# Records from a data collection
▬▬▬▬▬▬▬▬▬▬

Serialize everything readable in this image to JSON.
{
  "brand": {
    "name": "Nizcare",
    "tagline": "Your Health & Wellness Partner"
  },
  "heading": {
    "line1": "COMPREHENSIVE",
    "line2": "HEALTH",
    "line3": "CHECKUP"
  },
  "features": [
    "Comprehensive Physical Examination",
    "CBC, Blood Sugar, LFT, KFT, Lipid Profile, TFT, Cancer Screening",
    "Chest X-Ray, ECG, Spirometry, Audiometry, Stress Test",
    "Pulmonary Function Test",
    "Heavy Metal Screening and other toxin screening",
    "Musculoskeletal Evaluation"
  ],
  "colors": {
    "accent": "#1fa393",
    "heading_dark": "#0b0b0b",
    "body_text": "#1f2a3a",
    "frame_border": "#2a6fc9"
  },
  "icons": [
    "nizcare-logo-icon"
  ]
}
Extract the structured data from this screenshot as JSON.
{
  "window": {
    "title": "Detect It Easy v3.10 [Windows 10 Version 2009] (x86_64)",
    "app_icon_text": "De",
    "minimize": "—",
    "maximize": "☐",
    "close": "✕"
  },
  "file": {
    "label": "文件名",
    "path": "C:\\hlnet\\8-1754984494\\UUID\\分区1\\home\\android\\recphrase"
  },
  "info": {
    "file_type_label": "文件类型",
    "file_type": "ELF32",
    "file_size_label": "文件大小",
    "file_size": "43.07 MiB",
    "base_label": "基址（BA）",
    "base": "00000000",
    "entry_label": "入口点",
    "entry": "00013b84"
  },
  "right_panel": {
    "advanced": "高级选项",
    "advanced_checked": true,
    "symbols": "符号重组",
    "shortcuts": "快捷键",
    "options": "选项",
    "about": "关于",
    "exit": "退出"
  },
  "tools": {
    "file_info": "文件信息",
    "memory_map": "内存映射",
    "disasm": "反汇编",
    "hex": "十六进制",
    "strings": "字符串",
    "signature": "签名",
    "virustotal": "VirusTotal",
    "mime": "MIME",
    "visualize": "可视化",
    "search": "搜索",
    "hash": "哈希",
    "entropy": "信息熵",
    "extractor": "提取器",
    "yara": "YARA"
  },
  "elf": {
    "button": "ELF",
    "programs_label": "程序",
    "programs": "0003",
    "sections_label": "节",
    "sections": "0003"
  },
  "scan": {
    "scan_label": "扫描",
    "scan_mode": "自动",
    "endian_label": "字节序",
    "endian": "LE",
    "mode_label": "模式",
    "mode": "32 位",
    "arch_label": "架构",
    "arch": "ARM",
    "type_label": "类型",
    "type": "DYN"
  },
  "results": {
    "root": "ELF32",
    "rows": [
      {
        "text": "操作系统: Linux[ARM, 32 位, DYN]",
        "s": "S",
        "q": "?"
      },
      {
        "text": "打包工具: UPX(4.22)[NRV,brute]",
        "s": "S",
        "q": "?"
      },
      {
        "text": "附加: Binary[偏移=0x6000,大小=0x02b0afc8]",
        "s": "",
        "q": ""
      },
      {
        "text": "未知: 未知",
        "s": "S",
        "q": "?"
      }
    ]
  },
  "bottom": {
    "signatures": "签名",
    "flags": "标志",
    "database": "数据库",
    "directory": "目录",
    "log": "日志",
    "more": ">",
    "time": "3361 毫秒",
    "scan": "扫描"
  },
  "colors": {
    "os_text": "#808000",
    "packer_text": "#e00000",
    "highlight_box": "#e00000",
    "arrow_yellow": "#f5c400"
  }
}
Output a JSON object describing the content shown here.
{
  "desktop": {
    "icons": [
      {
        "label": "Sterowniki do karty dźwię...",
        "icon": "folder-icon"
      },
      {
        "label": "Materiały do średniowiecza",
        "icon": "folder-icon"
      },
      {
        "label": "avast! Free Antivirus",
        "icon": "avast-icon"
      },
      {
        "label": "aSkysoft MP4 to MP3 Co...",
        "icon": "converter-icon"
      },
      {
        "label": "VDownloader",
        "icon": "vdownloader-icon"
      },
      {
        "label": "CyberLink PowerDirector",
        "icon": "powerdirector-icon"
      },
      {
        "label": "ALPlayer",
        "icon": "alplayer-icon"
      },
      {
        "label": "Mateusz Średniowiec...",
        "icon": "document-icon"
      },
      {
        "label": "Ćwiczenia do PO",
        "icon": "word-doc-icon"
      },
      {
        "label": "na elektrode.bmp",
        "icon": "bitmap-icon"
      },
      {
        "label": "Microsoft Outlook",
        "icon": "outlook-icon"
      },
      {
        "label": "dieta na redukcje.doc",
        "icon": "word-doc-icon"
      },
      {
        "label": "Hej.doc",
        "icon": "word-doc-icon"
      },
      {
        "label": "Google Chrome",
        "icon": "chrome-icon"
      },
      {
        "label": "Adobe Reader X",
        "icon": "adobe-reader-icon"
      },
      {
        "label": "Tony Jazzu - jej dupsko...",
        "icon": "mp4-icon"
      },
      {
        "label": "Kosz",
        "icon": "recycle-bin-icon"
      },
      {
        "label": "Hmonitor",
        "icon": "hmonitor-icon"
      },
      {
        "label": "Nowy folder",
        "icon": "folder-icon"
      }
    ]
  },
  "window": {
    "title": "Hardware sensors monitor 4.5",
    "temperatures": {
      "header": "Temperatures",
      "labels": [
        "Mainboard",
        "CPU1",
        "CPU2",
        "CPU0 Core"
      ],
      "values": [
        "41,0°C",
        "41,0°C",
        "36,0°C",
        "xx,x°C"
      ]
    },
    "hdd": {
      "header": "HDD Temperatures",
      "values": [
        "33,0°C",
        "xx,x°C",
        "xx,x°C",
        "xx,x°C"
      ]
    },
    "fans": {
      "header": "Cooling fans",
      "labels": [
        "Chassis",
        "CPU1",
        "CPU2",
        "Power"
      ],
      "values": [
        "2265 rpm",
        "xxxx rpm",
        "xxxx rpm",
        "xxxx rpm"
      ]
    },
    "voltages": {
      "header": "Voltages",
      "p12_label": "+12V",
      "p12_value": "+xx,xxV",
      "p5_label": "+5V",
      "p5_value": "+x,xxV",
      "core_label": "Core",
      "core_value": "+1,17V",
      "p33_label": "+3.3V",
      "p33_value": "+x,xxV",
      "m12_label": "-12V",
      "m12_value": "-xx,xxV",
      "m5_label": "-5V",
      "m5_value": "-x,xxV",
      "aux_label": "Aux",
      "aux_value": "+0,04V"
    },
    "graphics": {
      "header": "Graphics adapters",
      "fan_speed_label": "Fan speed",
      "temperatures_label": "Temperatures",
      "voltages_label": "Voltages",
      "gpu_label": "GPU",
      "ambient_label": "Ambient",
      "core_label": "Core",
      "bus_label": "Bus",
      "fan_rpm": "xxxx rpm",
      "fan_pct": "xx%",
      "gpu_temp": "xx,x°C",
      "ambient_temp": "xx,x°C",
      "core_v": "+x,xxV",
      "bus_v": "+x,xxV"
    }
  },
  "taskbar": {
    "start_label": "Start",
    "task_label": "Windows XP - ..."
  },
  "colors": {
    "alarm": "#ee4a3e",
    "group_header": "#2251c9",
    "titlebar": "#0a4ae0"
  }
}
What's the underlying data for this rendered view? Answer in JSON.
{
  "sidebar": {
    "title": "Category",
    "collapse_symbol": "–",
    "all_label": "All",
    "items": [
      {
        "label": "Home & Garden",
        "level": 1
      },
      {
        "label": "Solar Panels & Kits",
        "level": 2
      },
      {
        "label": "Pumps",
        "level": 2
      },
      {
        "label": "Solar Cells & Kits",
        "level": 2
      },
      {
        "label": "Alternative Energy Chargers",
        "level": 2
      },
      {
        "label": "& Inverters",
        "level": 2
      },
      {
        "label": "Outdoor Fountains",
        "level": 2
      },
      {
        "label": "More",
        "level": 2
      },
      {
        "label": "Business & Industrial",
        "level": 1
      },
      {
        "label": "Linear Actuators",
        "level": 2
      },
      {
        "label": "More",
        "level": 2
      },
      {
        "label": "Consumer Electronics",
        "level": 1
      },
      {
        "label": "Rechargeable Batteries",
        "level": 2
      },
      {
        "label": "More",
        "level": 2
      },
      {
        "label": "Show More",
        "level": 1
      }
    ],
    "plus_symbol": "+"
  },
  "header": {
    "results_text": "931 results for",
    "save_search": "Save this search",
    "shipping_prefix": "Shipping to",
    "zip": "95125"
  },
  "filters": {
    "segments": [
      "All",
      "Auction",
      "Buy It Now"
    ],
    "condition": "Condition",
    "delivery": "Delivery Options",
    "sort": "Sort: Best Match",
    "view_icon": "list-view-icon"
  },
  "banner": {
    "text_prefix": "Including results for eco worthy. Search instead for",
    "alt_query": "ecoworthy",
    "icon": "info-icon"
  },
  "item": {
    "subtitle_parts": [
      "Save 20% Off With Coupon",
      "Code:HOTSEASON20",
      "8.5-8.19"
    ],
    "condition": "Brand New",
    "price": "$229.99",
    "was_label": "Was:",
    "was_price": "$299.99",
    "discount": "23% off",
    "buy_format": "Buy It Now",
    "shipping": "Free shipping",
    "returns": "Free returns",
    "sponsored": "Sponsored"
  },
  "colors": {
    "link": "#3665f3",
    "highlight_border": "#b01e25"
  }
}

▬▬▬▬▬▬▬▬▬▬

Show all lines above holding "this".

Serialize everything readable in this image to JSON.
Extract the structured data from this screenshot as JSON.
What's the underlying data for this rendered view? Answer in JSON.
    "save_search": "Save this search",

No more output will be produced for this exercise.